━━ Records to use

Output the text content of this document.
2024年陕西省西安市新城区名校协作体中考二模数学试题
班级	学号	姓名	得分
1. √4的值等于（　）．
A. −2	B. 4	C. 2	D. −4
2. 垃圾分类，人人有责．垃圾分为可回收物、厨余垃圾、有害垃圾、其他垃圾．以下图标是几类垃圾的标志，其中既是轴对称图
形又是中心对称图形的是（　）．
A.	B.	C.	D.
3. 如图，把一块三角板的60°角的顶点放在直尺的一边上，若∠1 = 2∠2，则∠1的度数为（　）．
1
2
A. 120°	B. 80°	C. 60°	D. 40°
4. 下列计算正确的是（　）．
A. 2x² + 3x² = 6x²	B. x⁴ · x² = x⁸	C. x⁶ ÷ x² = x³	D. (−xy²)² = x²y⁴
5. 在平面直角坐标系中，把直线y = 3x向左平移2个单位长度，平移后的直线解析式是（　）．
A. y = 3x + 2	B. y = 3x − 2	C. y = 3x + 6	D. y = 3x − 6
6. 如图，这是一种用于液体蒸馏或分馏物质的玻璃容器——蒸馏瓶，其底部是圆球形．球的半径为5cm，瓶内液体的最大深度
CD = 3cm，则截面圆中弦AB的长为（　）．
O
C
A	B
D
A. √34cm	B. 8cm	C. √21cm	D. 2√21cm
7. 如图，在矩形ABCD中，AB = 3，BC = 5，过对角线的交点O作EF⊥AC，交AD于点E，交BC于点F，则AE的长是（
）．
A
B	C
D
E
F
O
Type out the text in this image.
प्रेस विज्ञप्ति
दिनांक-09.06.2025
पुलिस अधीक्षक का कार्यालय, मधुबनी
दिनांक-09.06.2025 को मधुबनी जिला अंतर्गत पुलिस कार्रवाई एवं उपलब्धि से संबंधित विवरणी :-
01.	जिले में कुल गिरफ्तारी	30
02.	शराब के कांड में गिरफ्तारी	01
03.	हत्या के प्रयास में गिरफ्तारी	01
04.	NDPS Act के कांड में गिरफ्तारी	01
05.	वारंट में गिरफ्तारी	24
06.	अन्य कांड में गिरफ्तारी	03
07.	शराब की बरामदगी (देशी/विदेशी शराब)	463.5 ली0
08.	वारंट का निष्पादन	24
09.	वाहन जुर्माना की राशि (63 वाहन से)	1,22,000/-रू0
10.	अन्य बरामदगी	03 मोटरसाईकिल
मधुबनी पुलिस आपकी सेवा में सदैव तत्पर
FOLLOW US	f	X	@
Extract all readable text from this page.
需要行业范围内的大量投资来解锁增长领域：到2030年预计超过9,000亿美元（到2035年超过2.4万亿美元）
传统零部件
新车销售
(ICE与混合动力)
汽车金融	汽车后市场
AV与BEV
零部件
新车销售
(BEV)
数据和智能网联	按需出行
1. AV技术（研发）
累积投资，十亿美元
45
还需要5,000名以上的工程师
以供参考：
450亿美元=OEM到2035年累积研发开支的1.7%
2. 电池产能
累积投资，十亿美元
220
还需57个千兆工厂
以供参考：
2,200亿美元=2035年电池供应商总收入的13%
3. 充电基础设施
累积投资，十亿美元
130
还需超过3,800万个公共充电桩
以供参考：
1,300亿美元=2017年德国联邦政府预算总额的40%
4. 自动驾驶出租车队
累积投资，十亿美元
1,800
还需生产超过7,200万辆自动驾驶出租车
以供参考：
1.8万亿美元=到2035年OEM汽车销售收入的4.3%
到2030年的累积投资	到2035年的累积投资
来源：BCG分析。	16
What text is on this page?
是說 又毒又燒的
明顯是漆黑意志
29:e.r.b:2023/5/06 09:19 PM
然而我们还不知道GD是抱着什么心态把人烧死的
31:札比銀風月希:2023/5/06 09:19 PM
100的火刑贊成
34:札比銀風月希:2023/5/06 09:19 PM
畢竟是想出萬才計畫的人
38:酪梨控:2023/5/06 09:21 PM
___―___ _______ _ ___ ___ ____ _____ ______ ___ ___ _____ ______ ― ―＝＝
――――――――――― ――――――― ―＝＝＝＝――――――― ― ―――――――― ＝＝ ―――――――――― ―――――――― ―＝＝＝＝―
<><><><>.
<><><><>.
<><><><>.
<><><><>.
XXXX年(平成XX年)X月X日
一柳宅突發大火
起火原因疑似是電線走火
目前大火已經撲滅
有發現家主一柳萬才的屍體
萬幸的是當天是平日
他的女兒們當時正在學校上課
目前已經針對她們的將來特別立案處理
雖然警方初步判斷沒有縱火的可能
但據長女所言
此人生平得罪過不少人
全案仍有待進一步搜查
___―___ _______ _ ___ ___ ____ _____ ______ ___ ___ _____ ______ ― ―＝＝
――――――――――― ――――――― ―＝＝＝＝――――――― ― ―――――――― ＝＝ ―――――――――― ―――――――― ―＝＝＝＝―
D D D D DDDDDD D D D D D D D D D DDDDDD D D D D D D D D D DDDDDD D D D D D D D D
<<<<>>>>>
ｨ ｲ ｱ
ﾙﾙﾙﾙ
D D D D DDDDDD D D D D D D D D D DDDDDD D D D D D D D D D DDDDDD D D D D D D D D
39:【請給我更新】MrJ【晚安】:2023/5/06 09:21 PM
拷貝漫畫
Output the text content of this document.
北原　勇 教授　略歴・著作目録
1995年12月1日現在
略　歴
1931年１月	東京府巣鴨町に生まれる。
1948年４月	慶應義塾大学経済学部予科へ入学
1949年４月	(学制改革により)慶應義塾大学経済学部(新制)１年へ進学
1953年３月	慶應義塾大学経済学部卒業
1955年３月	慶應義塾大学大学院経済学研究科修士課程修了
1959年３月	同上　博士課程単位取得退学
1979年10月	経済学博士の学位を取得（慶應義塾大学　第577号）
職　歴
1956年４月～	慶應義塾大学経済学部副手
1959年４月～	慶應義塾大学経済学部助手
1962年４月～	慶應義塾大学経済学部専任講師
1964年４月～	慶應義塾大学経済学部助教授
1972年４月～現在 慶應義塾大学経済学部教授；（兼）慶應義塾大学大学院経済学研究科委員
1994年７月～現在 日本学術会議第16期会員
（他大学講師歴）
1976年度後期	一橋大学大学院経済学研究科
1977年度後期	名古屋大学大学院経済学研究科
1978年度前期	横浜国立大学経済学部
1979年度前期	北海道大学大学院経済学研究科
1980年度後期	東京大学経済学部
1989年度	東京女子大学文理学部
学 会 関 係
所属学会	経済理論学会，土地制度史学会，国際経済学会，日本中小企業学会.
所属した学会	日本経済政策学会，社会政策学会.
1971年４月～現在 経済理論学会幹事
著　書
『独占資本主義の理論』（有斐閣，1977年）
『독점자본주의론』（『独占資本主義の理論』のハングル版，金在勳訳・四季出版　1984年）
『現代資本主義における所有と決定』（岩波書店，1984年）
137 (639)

━━━━

**Objective**
Would you copy out each line exactly as written?

**Answer**
Output the text content of this document.
2024年陕西省西安市新城区名校协作体中考二模数学试题
班级	学号	姓名	得分
1. √4的值等于（　）．
A. −2	B. 4	C. 2	D. −4
2. 垃圾分类，人人有责．垃圾分为可回收物、厨余垃圾、有害垃圾、其他垃圾．以下图标是几类垃圾的标志，其中既是轴对称图
形又是中心对称图形的是（　）．
A.	B.	C.	D.
3. 如图，把一块三角板的60°角的顶点放在直尺的一边上，若∠1 = 2∠2，则∠1的度数为（　）．
1
2
A. 120°	B. 80°	C. 60°	D. 40°
4. 下列计算正确的是（　）．
A. 2x² + 3x² = 6x²	B. x⁴ · x² = x⁸	C. x⁶ ÷ x² = x³	D. (−xy²)² = x²y⁴
5. 在平面直角坐标系中，把直线y = 3x向左平移2个单位长度，平移后的直线解析式是（　）．
A. y = 3x + 2	B. y = 3x − 2	C. y = 3x + 6	D. y = 3x − 6
6. 如图，这是一种用于液体蒸馏或分馏物质的玻璃容器——蒸馏瓶，其底部是圆球形．球的半径为5cm，瓶内液体的最大深度
CD = 3cm，则截面圆中弦AB的长为（　）．
O
C
A	B
D
A. √34cm	B. 8cm	C. √21cm	D. 2√21cm
7. 如图，在矩形ABCD中，AB = 3，BC = 5，过对角线的交点O作EF⊥AC，交AD于点E，交BC于点F，则AE的长是（
）．
A
B	C
D
E
F
O
Type out the text in this image.
प्रेस विज्ञप्ति
दिनांक-09.06.2025
पुलिस अधीक्षक का कार्यालय, मधुबनी
दिनांक-09.06.2025 को मधुबनी जिला अंतर्गत पुलिस कार्रवाई एवं उपलब्धि से संबंधित विवरणी :-
01.	जिले में कुल गिरफ्तारी	30
02.	शराब के कांड में गिरफ्तारी	01
03.	हत्या के प्रयास में गिरफ्तारी	01
04.	NDPS Act के कांड में गिरफ्तारी	01
05.	वारंट में गिरफ्तारी	24
06.	अन्य कांड में गिरफ्तारी	03
07.	शराब की बरामदगी (देशी/विदेशी शराब)	463.5 ली0
08.	वारंट का निष्पादन	24
09.	वाहन जुर्माना की राशि (63 वाहन से)	1,22,000/-रू0
10.	अन्य बरामदगी	03 मोटरसाईकिल
मधुबनी पुलिस आपकी सेवा में सदैव तत्पर
FOLLOW US	f	X	@
Extract all readable text from this page.
需要行业范围内的大量投资来解锁增长领域：到2030年预计超过9,000亿美元（到2035年超过2.4万亿美元）
传统零部件
新车销售
(ICE与混合动力)
汽车金融	汽车后市场
AV与BEV
零部件
新车销售
(BEV)
数据和智能网联	按需出行
1. AV技术（研发）
累积投资，十亿美元
45
还需要5,000名以上的工程师
以供参考：
450亿美元=OEM到2035年累积研发开支的1.7%
2. 电池产能
累积投资，十亿美元
220
还需57个千兆工厂
以供参考：
2,200亿美元=2035年电池供应商总收入的13%
3. 充电基础设施
累积投资，十亿美元
130
还需超过3,800万个公共充电桩
以供参考：
1,300亿美元=2017年德国联邦政府预算总额的40%
4. 自动驾驶出租车队
累积投资，十亿美元
1,800
还需生产超过7,200万辆自动驾驶出租车
以供参考：
1.8万亿美元=到2035年OEM汽车销售收入的4.3%
到2030年的累积投资	到2035年的累积投资
来源：BCG分析。	16
What text is on this page?
是說 又毒又燒的
明顯是漆黑意志
29:e.r.b:2023/5/06 09:19 PM
然而我们还不知道GD是抱着什么心态把人烧死的
31:札比銀風月希:2023/5/06 09:19 PM
100的火刑贊成
34:札比銀風月希:2023/5/06 09:19 PM
畢竟是想出萬才計畫的人
38:酪梨控:2023/5/06 09:21 PM
___―___ _______ _ ___ ___ ____ _____ ______ ___ ___ _____ ______ ― ―＝＝
――――――――――― ――――――― ―＝＝＝＝――――――― ― ―――――――― ＝＝ ―――――――――― ―――――――― ―＝＝＝＝―
<><><><>.
<><><><>.
<><><><>.
<><><><>.
XXXX年(平成XX年)X月X日
一柳宅突發大火
起火原因疑似是電線走火
目前大火已經撲滅
有發現家主一柳萬才的屍體
萬幸的是當天是平日
他的女兒們當時正在學校上課
目前已經針對她們的將來特別立案處理
雖然警方初步判斷沒有縱火的可能
但據長女所言
此人生平得罪過不少人
全案仍有待進一步搜查
___―___ _______ _ ___ ___ ____ _____ ______ ___ ___ _____ ______ ― ―＝＝
――――――――――― ――――――― ―＝＝＝＝――――――― ― ―――――――― ＝＝ ―――――――――― ―――――――― ―＝＝＝＝―
D D D D DDDDDD D D D D D D D D D DDDDDD D D D D D D D D D DDDDDD D D D D D D D D
<<<<>>>>>
ｨ ｲ ｱ
ﾙﾙﾙﾙ
D D D D DDDDDD D D D D D D D D D DDDDDD D D D D D D D D D DDDDDD D D D D D D D D
39:【請給我更新】MrJ【晚安】:2023/5/06 09:21 PM
拷貝漫畫
Output the text content of this document.
北原　勇 教授　略歴・著作目録
1995年12月1日現在
略　歴
1931年１月	東京府巣鴨町に生まれる。
1948年４月	慶應義塾大学経済学部予科へ入学
1949年４月	(学制改革により)慶應義塾大学経済学部(新制)１年へ進学
1953年３月	慶應義塾大学経済学部卒業
1955年３月	慶應義塾大学大学院経済学研究科修士課程修了
1959年３月	同上　博士課程単位取得退学
1979年10月	経済学博士の学位を取得（慶應義塾大学　第577号）
職　歴
1956年４月～	慶應義塾大学経済学部副手
1959年４月～	慶應義塾大学経済学部助手
1962年４月～	慶應義塾大学経済学部専任講師
1964年４月～	慶應義塾大学経済学部助教授
1972年４月～現在 慶應義塾大学経済学部教授；（兼）慶應義塾大学大学院経済学研究科委員
1994年７月～現在 日本学術会議第16期会員
（他大学講師歴）
1976年度後期	一橋大学大学院経済学研究科
1977年度後期	名古屋大学大学院経済学研究科
1978年度前期	横浜国立大学経済学部
1979年度前期	北海道大学大学院経済学研究科
1980年度後期	東京大学経済学部
1989年度	東京女子大学文理学部
学 会 関 係
所属学会	経済理論学会，土地制度史学会，国際経済学会，日本中小企業学会.
所属した学会	日本経済政策学会，社会政策学会.
1971年４月～現在 経済理論学会幹事
著　書
『独占資本主義の理論』（有斐閣，1977年）
『독점자본주의론』（『独占資本主義の理論』のハングル版，金在勳訳・四季出版　1984年）
『現代資本主義における所有と決定』（岩波書店，1984年）
137 (639)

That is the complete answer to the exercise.